[Figure collection entries]
>> START
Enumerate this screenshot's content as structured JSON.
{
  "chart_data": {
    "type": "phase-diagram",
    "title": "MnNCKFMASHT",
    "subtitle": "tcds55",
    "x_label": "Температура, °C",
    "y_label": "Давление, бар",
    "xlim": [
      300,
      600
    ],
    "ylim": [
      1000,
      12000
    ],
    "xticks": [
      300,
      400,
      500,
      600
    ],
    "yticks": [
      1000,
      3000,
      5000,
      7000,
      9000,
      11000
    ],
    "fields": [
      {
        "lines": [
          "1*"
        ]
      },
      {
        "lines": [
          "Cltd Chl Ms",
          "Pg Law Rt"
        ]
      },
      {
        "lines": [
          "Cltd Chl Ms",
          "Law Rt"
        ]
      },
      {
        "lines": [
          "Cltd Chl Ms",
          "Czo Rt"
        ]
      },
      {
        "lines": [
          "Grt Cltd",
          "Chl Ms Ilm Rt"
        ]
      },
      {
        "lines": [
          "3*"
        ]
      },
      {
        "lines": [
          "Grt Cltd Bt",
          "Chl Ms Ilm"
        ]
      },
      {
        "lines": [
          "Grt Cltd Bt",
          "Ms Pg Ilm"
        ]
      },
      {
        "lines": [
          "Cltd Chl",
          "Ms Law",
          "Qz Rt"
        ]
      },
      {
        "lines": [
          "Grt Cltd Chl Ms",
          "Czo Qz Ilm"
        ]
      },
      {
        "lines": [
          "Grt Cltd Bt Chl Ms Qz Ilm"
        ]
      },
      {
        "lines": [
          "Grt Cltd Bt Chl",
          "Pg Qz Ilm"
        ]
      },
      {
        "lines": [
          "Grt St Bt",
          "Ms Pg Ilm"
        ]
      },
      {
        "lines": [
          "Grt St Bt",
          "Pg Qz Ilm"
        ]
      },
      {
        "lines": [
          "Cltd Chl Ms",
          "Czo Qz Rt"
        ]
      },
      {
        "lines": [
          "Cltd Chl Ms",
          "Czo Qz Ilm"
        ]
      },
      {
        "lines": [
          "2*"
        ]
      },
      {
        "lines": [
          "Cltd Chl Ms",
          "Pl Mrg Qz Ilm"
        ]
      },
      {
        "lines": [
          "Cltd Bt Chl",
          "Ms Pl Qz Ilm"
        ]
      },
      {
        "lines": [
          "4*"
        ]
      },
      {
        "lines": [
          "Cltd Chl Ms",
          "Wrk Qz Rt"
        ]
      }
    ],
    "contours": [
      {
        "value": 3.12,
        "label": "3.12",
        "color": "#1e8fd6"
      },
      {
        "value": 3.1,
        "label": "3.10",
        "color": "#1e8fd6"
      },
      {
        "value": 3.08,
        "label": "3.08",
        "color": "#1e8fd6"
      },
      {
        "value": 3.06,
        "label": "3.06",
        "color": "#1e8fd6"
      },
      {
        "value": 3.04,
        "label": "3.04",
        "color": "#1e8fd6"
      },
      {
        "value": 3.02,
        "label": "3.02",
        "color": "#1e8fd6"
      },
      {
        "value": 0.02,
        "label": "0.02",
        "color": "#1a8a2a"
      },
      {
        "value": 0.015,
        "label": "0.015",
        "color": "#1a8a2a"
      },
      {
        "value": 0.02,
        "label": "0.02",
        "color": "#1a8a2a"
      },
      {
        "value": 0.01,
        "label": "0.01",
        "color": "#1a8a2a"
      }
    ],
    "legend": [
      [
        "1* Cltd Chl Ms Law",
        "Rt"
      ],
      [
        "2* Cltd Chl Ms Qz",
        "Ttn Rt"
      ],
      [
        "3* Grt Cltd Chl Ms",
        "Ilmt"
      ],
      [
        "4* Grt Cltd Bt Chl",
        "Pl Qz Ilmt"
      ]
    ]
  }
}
>> END
AIM OF THE TASK
Return the lines of the records that include the string "value".

TASK SOLUTION
        "value": 3.12,
        "value": 3.1,
        "value": 3.08,
        "value": 3.06,
        "value": 3.04,
        "value": 3.02,
        "value": 0.02,
        "value": 0.015,
        "value": 0.02,
        "value": 0.01,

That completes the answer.